[Stored data Boundary: Start]
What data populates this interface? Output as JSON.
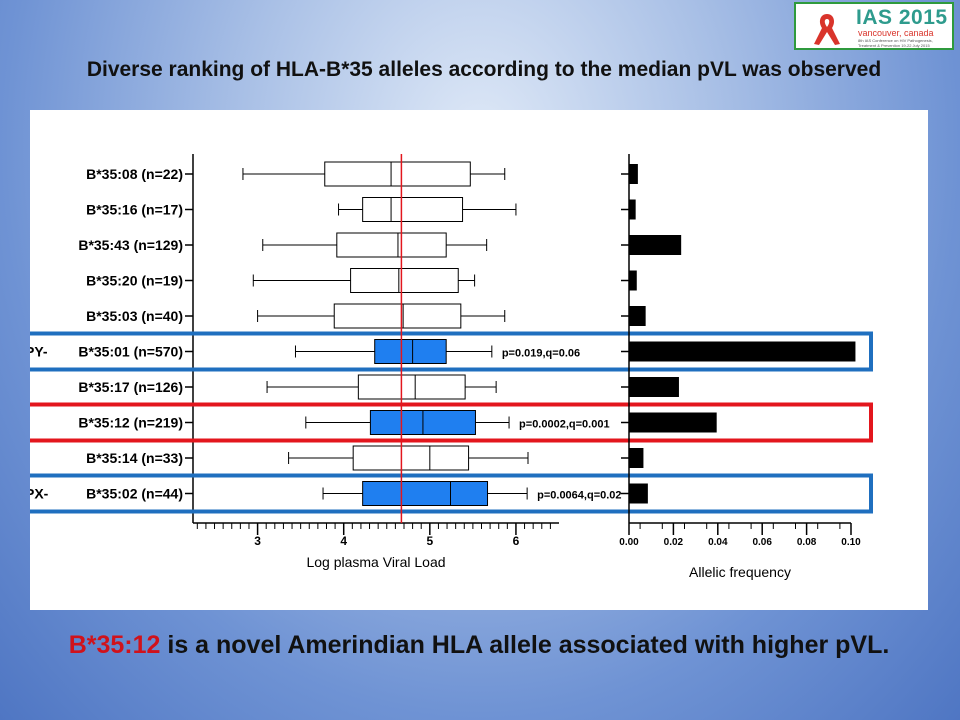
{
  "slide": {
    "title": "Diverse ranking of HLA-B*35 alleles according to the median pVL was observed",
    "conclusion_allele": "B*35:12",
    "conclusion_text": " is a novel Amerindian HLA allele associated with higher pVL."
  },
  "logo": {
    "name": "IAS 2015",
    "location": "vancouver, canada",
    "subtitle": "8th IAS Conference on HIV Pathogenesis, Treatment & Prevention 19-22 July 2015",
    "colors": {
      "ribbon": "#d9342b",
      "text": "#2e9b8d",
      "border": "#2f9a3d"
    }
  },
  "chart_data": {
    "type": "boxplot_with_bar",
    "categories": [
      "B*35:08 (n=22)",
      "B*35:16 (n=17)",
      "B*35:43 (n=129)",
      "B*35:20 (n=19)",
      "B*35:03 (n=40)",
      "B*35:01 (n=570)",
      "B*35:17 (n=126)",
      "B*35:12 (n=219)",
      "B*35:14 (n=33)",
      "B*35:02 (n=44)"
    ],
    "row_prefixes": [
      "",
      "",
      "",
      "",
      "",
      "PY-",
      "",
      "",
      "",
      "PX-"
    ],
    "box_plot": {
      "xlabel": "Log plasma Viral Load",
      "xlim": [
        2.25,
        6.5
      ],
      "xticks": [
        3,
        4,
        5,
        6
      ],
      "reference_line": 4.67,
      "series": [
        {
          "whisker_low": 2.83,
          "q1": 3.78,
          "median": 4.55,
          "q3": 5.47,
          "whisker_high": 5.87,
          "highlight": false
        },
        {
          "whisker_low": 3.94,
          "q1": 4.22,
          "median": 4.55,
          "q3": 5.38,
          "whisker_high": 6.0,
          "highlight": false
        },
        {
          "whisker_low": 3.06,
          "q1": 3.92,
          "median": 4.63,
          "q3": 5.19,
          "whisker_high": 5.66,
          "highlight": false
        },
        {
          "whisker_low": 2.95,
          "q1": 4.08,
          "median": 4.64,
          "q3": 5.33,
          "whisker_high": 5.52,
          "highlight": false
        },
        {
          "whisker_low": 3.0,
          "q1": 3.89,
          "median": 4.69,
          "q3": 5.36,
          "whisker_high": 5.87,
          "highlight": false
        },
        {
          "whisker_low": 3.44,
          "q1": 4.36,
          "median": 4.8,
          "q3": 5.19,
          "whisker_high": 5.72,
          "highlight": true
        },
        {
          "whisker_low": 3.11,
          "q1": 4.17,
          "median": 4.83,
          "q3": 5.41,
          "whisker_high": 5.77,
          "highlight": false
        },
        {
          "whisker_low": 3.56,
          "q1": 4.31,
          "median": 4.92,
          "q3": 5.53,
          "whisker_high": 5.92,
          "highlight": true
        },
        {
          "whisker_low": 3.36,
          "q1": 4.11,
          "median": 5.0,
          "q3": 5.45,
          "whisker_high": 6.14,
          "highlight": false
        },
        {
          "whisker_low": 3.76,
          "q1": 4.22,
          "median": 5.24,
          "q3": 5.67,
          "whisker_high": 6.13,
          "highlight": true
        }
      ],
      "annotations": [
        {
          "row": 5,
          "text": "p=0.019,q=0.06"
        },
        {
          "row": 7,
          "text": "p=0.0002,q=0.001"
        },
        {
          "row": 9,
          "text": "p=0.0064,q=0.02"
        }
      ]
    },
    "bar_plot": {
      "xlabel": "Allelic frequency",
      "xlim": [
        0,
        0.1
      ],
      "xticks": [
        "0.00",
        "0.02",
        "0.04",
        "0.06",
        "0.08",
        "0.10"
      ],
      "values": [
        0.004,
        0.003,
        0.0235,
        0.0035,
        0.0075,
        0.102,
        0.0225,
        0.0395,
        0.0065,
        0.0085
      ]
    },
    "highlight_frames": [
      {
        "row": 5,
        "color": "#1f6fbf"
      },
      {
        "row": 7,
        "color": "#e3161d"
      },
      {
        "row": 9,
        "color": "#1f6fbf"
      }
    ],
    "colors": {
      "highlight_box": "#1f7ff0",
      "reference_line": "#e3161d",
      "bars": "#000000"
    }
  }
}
[Stored data Boundary: End]
Drop every image, please, and write out the data above exactly as shown.

What data populates this interface? Output as JSON.
{
  "slide": {
    "title": "Diverse ranking of HLA-B*35 alleles according to the median pVL was observed",
    "conclusion_allele": "B*35:12",
    "conclusion_text": " is a novel Amerindian HLA allele associated with higher pVL."
  },
  "logo": {
    "name": "IAS 2015",
    "location": "vancouver, canada",
    "subtitle": "8th IAS Conference on HIV Pathogenesis, Treatment & Prevention 19-22 July 2015",
    "colors": {
      "ribbon": "#d9342b",
      "text": "#2e9b8d",
      "border": "#2f9a3d"
    }
  },
  "chart_data": {
    "type": "boxplot_with_bar",
    "categories": [
      "B*35:08 (n=22)",
      "B*35:16 (n=17)",
      "B*35:43 (n=129)",
      "B*35:20 (n=19)",
      "B*35:03 (n=40)",
      "B*35:01 (n=570)",
      "B*35:17 (n=126)",
      "B*35:12 (n=219)",
      "B*35:14 (n=33)",
      "B*35:02 (n=44)"
    ],
    "row_prefixes": [
      "",
      "",
      "",
      "",
      "",
      "PY-",
      "",
      "",
      "",
      "PX-"
    ],
    "box_plot": {
      "xlabel": "Log plasma Viral Load",
      "xlim": [
        2.25,
        6.5
      ],
      "xticks": [
        3,
        4,
        5,
        6
      ],
      "reference_line": 4.67,
      "series": [
        {
          "whisker_low": 2.83,
          "q1": 3.78,
          "median": 4.55,
          "q3": 5.47,
          "whisker_high": 5.87,
          "highlight": false
        },
        {
          "whisker_low": 3.94,
          "q1": 4.22,
          "median": 4.55,
          "q3": 5.38,
          "whisker_high": 6.0,
          "highlight": false
        },
        {
          "whisker_low": 3.06,
          "q1": 3.92,
          "median": 4.63,
          "q3": 5.19,
          "whisker_high": 5.66,
          "highlight": false
        },
        {
          "whisker_low": 2.95,
          "q1": 4.08,
          "median": 4.64,
          "q3": 5.33,
          "whisker_high": 5.52,
          "highlight": false
        },
        {
          "whisker_low": 3.0,
          "q1": 3.89,
          "median": 4.69,
          "q3": 5.36,
          "whisker_high": 5.87,
          "highlight": false
        },
        {
          "whisker_low": 3.44,
          "q1": 4.36,
          "median": 4.8,
          "q3": 5.19,
          "whisker_high": 5.72,
          "highlight": true
        },
        {
          "whisker_low": 3.11,
          "q1": 4.17,
          "median": 4.83,
          "q3": 5.41,
          "whisker_high": 5.77,
          "highlight": false
        },
        {
          "whisker_low": 3.56,
          "q1": 4.31,
          "median": 4.92,
          "q3": 5.53,
          "whisker_high": 5.92,
          "highlight": true
        },
        {
          "whisker_low": 3.36,
          "q1": 4.11,
          "median": 5.0,
          "q3": 5.45,
          "whisker_high": 6.14,
          "highlight": false
        },
        {
          "whisker_low": 3.76,
          "q1": 4.22,
          "median": 5.24,
          "q3": 5.67,
          "whisker_high": 6.13,
          "highlight": true
        }
      ],
      "annotations": [
        {
          "row": 5,
          "text": "p=0.019,q=0.06"
        },
        {
          "row": 7,
          "text": "p=0.0002,q=0.001"
        },
        {
          "row": 9,
          "text": "p=0.0064,q=0.02"
        }
      ]
    },
    "bar_plot": {
      "xlabel": "Allelic frequency",
      "xlim": [
        0,
        0.1
      ],
      "xticks": [
        "0.00",
        "0.02",
        "0.04",
        "0.06",
        "0.08",
        "0.10"
      ],
      "values": [
        0.004,
        0.003,
        0.0235,
        0.0035,
        0.0075,
        0.102,
        0.0225,
        0.0395,
        0.0065,
        0.0085
      ]
    },
    "highlight_frames": [
      {
        "row": 5,
        "color": "#1f6fbf"
      },
      {
        "row": 7,
        "color": "#e3161d"
      },
      {
        "row": 9,
        "color": "#1f6fbf"
      }
    ],
    "colors": {
      "highlight_box": "#1f7ff0",
      "reference_line": "#e3161d",
      "bars": "#000000"
    }
  }
}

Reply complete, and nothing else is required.